PROVIDED MATERIAL:
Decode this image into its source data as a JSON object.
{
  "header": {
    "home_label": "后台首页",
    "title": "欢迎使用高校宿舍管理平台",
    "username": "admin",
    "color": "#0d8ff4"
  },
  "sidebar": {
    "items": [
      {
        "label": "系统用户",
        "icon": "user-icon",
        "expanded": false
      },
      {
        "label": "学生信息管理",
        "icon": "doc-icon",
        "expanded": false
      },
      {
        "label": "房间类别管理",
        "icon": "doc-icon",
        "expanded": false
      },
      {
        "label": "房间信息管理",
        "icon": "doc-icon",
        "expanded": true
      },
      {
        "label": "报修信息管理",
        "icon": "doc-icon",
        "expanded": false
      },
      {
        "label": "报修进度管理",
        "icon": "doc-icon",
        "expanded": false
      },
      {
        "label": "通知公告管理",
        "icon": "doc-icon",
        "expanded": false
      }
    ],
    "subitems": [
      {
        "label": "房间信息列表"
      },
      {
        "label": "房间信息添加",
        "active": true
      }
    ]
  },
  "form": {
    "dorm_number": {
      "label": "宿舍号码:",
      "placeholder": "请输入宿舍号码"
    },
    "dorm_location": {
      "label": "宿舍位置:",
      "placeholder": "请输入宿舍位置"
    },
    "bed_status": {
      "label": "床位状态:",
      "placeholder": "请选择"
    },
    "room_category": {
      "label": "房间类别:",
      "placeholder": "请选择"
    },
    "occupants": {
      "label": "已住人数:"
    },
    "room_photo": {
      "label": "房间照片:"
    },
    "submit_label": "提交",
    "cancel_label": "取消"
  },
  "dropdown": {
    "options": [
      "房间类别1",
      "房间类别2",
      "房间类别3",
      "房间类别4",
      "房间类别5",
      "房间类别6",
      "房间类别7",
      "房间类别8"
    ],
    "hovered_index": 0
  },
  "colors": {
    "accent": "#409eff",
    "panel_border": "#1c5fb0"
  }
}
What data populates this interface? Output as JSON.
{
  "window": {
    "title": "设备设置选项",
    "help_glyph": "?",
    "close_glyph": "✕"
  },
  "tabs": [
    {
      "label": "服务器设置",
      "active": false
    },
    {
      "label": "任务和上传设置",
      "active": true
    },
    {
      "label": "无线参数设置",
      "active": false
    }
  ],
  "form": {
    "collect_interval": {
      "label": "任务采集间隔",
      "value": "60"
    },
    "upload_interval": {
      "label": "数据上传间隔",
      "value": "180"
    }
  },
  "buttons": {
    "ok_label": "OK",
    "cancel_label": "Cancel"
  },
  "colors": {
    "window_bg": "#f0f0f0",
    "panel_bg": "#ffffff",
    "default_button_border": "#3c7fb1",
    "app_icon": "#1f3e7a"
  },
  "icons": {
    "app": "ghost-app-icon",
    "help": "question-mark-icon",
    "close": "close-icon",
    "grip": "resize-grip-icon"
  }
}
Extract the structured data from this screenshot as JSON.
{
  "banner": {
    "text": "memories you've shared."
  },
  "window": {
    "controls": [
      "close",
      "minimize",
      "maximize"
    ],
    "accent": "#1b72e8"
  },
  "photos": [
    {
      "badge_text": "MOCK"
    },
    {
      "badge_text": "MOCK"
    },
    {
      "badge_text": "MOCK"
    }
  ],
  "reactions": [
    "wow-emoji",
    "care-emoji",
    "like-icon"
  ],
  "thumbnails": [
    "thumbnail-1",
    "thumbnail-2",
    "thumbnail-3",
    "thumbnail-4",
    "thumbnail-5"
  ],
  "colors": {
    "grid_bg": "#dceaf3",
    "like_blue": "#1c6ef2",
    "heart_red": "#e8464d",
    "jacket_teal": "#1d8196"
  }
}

INSTRUCTIONS FOR THE TASK: Copy all the lines, exactly.

SOLUTION FOR THIS TASK:
Decode this image into its source data as a JSON object.
{
  "header": {
    "home_label": "后台首页",
    "title": "欢迎使用高校宿舍管理平台",
    "username": "admin",
    "color": "#0d8ff4"
  },
  "sidebar": {
    "items": [
      {
        "label": "系统用户",
        "icon": "user-icon",
        "expanded": false
      },
      {
        "label": "学生信息管理",
        "icon": "doc-icon",
        "expanded": false
      },
      {
        "label": "房间类别管理",
        "icon": "doc-icon",
        "expanded": false
      },
      {
        "label": "房间信息管理",
        "icon": "doc-icon",
        "expanded": true
      },
      {
        "label": "报修信息管理",
        "icon": "doc-icon",
        "expanded": false
      },
      {
        "label": "报修进度管理",
        "icon": "doc-icon",
        "expanded": false
      },
      {
        "label": "通知公告管理",
        "icon": "doc-icon",
        "expanded": false
      }
    ],
    "subitems": [
      {
        "label": "房间信息列表"
      },
      {
        "label": "房间信息添加",
        "active": true
      }
    ]
  },
  "form": {
    "dorm_number": {
      "label": "宿舍号码:",
      "placeholder": "请输入宿舍号码"
    },
    "dorm_location": {
      "label": "宿舍位置:",
      "placeholder": "请输入宿舍位置"
    },
    "bed_status": {
      "label": "床位状态:",
      "placeholder": "请选择"
    },
    "room_category": {
      "label": "房间类别:",
      "placeholder": "请选择"
    },
    "occupants": {
      "label": "已住人数:"
    },
    "room_photo": {
      "label": "房间照片:"
    },
    "submit_label": "提交",
    "cancel_label": "取消"
  },
  "dropdown": {
    "options": [
      "房间类别1",
      "房间类别2",
      "房间类别3",
      "房间类别4",
      "房间类别5",
      "房间类别6",
      "房间类别7",
      "房间类别8"
    ],
    "hovered_index": 0
  },
  "colors": {
    "accent": "#409eff",
    "panel_border": "#1c5fb0"
  }
}
What data populates this interface? Output as JSON.
{
  "window": {
    "title": "设备设置选项",
    "help_glyph": "?",
    "close_glyph": "✕"
  },
  "tabs": [
    {
      "label": "服务器设置",
      "active": false
    },
    {
      "label": "任务和上传设置",
      "active": true
    },
    {
      "label": "无线参数设置",
      "active": false
    }
  ],
  "form": {
    "collect_interval": {
      "label": "任务采集间隔",
      "value": "60"
    },
    "upload_interval": {
      "label": "数据上传间隔",
      "value": "180"
    }
  },
  "buttons": {
    "ok_label": "OK",
    "cancel_label": "Cancel"
  },
  "colors": {
    "window_bg": "#f0f0f0",
    "panel_bg": "#ffffff",
    "default_button_border": "#3c7fb1",
    "app_icon": "#1f3e7a"
  },
  "icons": {
    "app": "ghost-app-icon",
    "help": "question-mark-icon",
    "close": "close-icon",
    "grip": "resize-grip-icon"
  }
}
Extract the structured data from this screenshot as JSON.
{
  "banner": {
    "text": "memories you've shared."
  },
  "window": {
    "controls": [
      "close",
      "minimize",
      "maximize"
    ],
    "accent": "#1b72e8"
  },
  "photos": [
    {
      "badge_text": "MOCK"
    },
    {
      "badge_text": "MOCK"
    },
    {
      "badge_text": "MOCK"
    }
  ],
  "reactions": [
    "wow-emoji",
    "care-emoji",
    "like-icon"
  ],
  "thumbnails": [
    "thumbnail-1",
    "thumbnail-2",
    "thumbnail-3",
    "thumbnail-4",
    "thumbnail-5"
  ],
  "colors": {
    "grid_bg": "#dceaf3",
    "like_blue": "#1c6ef2",
    "heart_red": "#e8464d",
    "jacket_teal": "#1d8196"
  }
}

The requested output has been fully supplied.